Task requirements:
Reproduce the entries exactly.

━━ Material for the task ━━

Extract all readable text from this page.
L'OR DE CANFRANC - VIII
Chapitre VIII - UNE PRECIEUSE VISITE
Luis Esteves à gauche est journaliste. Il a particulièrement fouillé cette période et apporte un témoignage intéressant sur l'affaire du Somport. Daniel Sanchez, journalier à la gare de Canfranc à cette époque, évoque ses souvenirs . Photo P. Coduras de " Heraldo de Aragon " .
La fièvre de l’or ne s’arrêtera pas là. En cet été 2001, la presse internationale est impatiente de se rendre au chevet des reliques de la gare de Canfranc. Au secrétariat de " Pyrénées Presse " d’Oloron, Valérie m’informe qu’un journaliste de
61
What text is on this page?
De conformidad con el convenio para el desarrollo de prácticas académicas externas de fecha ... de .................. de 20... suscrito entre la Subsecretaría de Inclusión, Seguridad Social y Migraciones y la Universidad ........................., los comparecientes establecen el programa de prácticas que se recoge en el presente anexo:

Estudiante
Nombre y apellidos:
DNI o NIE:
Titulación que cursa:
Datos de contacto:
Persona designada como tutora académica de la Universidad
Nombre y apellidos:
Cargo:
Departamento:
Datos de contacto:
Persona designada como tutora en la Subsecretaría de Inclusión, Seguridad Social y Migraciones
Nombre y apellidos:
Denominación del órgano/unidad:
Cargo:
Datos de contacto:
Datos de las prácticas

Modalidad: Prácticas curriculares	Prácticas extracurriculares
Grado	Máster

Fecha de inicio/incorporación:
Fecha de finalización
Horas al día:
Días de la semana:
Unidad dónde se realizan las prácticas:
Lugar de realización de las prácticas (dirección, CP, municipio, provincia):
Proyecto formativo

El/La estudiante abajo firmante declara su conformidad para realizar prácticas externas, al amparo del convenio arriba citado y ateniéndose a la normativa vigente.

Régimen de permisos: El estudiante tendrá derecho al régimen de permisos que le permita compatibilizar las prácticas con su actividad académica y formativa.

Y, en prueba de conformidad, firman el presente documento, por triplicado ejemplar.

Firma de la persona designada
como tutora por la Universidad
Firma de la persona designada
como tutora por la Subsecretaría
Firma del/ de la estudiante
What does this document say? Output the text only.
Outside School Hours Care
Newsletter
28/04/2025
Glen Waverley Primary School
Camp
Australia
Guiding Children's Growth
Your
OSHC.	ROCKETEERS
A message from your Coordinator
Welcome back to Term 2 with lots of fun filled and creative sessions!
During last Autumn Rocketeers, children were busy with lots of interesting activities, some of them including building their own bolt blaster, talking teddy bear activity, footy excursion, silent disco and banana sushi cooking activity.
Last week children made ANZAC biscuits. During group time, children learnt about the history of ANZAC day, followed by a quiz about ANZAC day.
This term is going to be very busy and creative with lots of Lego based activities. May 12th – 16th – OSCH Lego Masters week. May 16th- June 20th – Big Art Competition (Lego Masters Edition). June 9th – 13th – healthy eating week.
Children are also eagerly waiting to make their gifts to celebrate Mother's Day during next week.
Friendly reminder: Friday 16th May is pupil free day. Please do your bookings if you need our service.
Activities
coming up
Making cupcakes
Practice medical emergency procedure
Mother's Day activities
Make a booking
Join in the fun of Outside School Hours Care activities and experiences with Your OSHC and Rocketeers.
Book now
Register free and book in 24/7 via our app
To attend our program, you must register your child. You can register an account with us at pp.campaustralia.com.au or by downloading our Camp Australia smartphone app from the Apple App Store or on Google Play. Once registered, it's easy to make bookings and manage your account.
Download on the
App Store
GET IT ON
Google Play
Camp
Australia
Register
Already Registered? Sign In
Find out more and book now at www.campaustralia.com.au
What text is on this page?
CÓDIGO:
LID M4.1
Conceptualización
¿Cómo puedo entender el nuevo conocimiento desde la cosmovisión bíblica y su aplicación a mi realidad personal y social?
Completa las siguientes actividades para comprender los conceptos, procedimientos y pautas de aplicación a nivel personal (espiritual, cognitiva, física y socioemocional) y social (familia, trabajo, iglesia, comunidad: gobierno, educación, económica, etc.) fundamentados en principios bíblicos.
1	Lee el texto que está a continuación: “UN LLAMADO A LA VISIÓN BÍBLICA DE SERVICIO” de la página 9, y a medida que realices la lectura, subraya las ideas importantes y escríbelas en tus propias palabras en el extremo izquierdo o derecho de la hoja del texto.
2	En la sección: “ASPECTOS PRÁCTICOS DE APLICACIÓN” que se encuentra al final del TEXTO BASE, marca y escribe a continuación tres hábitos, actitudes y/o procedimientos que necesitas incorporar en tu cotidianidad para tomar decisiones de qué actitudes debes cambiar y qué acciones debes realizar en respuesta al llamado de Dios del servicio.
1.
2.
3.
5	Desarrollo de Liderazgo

━━━

Exercise output:
Extract all readable text from this page.
L'OR DE CANFRANC - VIII
Chapitre VIII - UNE PRECIEUSE VISITE
Luis Esteves à gauche est journaliste. Il a particulièrement fouillé cette période et apporte un témoignage intéressant sur l'affaire du Somport. Daniel Sanchez, journalier à la gare de Canfranc à cette époque, évoque ses souvenirs . Photo P. Coduras de " Heraldo de Aragon " .
La fièvre de l’or ne s’arrêtera pas là. En cet été 2001, la presse internationale est impatiente de se rendre au chevet des reliques de la gare de Canfranc. Au secrétariat de " Pyrénées Presse " d’Oloron, Valérie m’informe qu’un journaliste de
61
What text is on this page?
De conformidad con el convenio para el desarrollo de prácticas académicas externas de fecha ... de .................. de 20... suscrito entre la Subsecretaría de Inclusión, Seguridad Social y Migraciones y la Universidad ........................., los comparecientes establecen el programa de prácticas que se recoge en el presente anexo:

Estudiante
Nombre y apellidos:
DNI o NIE:
Titulación que cursa:
Datos de contacto:
Persona designada como tutora académica de la Universidad
Nombre y apellidos:
Cargo:
Departamento:
Datos de contacto:
Persona designada como tutora en la Subsecretaría de Inclusión, Seguridad Social y Migraciones
Nombre y apellidos:
Denominación del órgano/unidad:
Cargo:
Datos de contacto:
Datos de las prácticas

Modalidad: Prácticas curriculares	Prácticas extracurriculares
Grado	Máster

Fecha de inicio/incorporación:
Fecha de finalización
Horas al día:
Días de la semana:
Unidad dónde se realizan las prácticas:
Lugar de realización de las prácticas (dirección, CP, municipio, provincia):
Proyecto formativo

El/La estudiante abajo firmante declara su conformidad para realizar prácticas externas, al amparo del convenio arriba citado y ateniéndose a la normativa vigente.

Régimen de permisos: El estudiante tendrá derecho al régimen de permisos que le permita compatibilizar las prácticas con su actividad académica y formativa.

Y, en prueba de conformidad, firman el presente documento, por triplicado ejemplar.

Firma de la persona designada
como tutora por la Universidad
Firma de la persona designada
como tutora por la Subsecretaría
Firma del/ de la estudiante
What does this document say? Output the text only.
Outside School Hours Care
Newsletter
28/04/2025
Glen Waverley Primary School
Camp
Australia
Guiding Children's Growth
Your
OSHC.	ROCKETEERS
A message from your Coordinator
Welcome back to Term 2 with lots of fun filled and creative sessions!
During last Autumn Rocketeers, children were busy with lots of interesting activities, some of them including building their own bolt blaster, talking teddy bear activity, footy excursion, silent disco and banana sushi cooking activity.
Last week children made ANZAC biscuits. During group time, children learnt about the history of ANZAC day, followed by a quiz about ANZAC day.
This term is going to be very busy and creative with lots of Lego based activities. May 12th – 16th – OSCH Lego Masters week. May 16th- June 20th – Big Art Competition (Lego Masters Edition). June 9th – 13th – healthy eating week.
Children are also eagerly waiting to make their gifts to celebrate Mother's Day during next week.
Friendly reminder: Friday 16th May is pupil free day. Please do your bookings if you need our service.
Activities
coming up
Making cupcakes
Practice medical emergency procedure
Mother's Day activities
Make a booking
Join in the fun of Outside School Hours Care activities and experiences with Your OSHC and Rocketeers.
Book now
Register free and book in 24/7 via our app
To attend our program, you must register your child. You can register an account with us at pp.campaustralia.com.au or by downloading our Camp Australia smartphone app from the Apple App Store or on Google Play. Once registered, it's easy to make bookings and manage your account.
Download on the
App Store
GET IT ON
Google Play
Camp
Australia
Register
Already Registered? Sign In
Find out more and book now at www.campaustralia.com.au
What text is on this page?
CÓDIGO:
LID M4.1
Conceptualización
¿Cómo puedo entender el nuevo conocimiento desde la cosmovisión bíblica y su aplicación a mi realidad personal y social?
Completa las siguientes actividades para comprender los conceptos, procedimientos y pautas de aplicación a nivel personal (espiritual, cognitiva, física y socioemocional) y social (familia, trabajo, iglesia, comunidad: gobierno, educación, económica, etc.) fundamentados en principios bíblicos.
1	Lee el texto que está a continuación: “UN LLAMADO A LA VISIÓN BÍBLICA DE SERVICIO” de la página 9, y a medida que realices la lectura, subraya las ideas importantes y escríbelas en tus propias palabras en el extremo izquierdo o derecho de la hoja del texto.
2	En la sección: “ASPECTOS PRÁCTICOS DE APLICACIÓN” que se encuentra al final del TEXTO BASE, marca y escribe a continuación tres hábitos, actitudes y/o procedimientos que necesitas incorporar en tu cotidianidad para tomar decisiones de qué actitudes debes cambiar y qué acciones debes realizar en respuesta al llamado de Dios del servicio.
1.
2.
3.
5	Desarrollo de Liderazgo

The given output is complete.